* _Prompt_
The entries that follow should be written out exactly.

* _Supplied entries_
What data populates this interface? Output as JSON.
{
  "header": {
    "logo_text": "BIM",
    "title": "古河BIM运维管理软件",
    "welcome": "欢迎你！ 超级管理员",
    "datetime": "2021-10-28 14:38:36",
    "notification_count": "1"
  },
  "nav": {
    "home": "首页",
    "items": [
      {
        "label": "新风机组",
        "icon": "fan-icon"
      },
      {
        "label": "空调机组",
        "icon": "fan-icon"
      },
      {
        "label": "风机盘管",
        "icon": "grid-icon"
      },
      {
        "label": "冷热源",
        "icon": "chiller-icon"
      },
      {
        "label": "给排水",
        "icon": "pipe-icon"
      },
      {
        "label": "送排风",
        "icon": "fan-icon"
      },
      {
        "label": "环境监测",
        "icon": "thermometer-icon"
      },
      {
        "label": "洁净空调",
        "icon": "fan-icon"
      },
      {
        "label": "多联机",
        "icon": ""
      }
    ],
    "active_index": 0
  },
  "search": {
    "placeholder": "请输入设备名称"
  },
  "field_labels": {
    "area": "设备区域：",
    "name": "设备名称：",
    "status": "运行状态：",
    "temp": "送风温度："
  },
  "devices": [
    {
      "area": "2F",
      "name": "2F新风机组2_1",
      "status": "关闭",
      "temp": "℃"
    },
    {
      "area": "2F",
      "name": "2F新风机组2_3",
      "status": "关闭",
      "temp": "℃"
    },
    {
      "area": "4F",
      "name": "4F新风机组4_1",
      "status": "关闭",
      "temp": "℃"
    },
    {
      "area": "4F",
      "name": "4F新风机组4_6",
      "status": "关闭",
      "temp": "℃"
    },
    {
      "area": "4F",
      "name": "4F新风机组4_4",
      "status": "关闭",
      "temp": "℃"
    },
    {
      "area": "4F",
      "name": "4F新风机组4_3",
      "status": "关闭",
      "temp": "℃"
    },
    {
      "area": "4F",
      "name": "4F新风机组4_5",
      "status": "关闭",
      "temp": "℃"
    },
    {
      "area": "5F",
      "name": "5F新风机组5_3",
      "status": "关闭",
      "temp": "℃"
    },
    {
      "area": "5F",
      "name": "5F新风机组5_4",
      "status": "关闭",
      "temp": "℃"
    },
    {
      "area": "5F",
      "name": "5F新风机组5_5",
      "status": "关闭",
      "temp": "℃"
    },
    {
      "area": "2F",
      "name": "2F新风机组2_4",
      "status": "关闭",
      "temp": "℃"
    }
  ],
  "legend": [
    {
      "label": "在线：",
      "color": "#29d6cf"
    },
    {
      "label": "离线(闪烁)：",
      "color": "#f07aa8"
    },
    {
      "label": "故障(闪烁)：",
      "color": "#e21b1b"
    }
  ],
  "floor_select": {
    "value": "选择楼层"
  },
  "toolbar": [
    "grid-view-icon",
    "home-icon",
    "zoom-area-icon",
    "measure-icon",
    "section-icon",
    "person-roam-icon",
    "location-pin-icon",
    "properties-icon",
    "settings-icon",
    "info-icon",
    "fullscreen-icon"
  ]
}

* _Complete response_
What data populates this interface? Output as JSON.
{
  "header": {
    "logo_text": "BIM",
    "title": "古河BIM运维管理软件",
    "welcome": "欢迎你！ 超级管理员",
    "datetime": "2021-10-28 14:38:36",
    "notification_count": "1"
  },
  "nav": {
    "home": "首页",
    "items": [
      {
        "label": "新风机组",
        "icon": "fan-icon"
      },
      {
        "label": "空调机组",
        "icon": "fan-icon"
      },
      {
        "label": "风机盘管",
        "icon": "grid-icon"
      },
      {
        "label": "冷热源",
        "icon": "chiller-icon"
      },
      {
        "label": "给排水",
        "icon": "pipe-icon"
      },
      {
        "label": "送排风",
        "icon": "fan-icon"
      },
      {
        "label": "环境监测",
        "icon": "thermometer-icon"
      },
      {
        "label": "洁净空调",
        "icon": "fan-icon"
      },
      {
        "label": "多联机",
        "icon": ""
      }
    ],
    "active_index": 0
  },
  "search": {
    "placeholder": "请输入设备名称"
  },
  "field_labels": {
    "area": "设备区域：",
    "name": "设备名称：",
    "status": "运行状态：",
    "temp": "送风温度："
  },
  "devices": [
    {
      "area": "2F",
      "name": "2F新风机组2_1",
      "status": "关闭",
      "temp": "℃"
    },
    {
      "area": "2F",
      "name": "2F新风机组2_3",
      "status": "关闭",
      "temp": "℃"
    },
    {
      "area": "4F",
      "name": "4F新风机组4_1",
      "status": "关闭",
      "temp": "℃"
    },
    {
      "area": "4F",
      "name": "4F新风机组4_6",
      "status": "关闭",
      "temp": "℃"
    },
    {
      "area": "4F",
      "name": "4F新风机组4_4",
      "status": "关闭",
      "temp": "℃"
    },
    {
      "area": "4F",
      "name": "4F新风机组4_3",
      "status": "关闭",
      "temp": "℃"
    },
    {
      "area": "4F",
      "name": "4F新风机组4_5",
      "status": "关闭",
      "temp": "℃"
    },
    {
      "area": "5F",
      "name": "5F新风机组5_3",
      "status": "关闭",
      "temp": "℃"
    },
    {
      "area": "5F",
      "name": "5F新风机组5_4",
      "status": "关闭",
      "temp": "℃"
    },
    {
      "area": "5F",
      "name": "5F新风机组5_5",
      "status": "关闭",
      "temp": "℃"
    },
    {
      "area": "2F",
      "name": "2F新风机组2_4",
      "status": "关闭",
      "temp": "℃"
    }
  ],
  "legend": [
    {
      "label": "在线：",
      "color": "#29d6cf"
    },
    {
      "label": "离线(闪烁)：",
      "color": "#f07aa8"
    },
    {
      "label": "故障(闪烁)：",
      "color": "#e21b1b"
    }
  ],
  "floor_select": {
    "value": "选择楼层"
  },
  "toolbar": [
    "grid-view-icon",
    "home-icon",
    "zoom-area-icon",
    "measure-icon",
    "section-icon",
    "person-roam-icon",
    "location-pin-icon",
    "properties-icon",
    "settings-icon",
    "info-icon",
    "fullscreen-icon"
  ]
}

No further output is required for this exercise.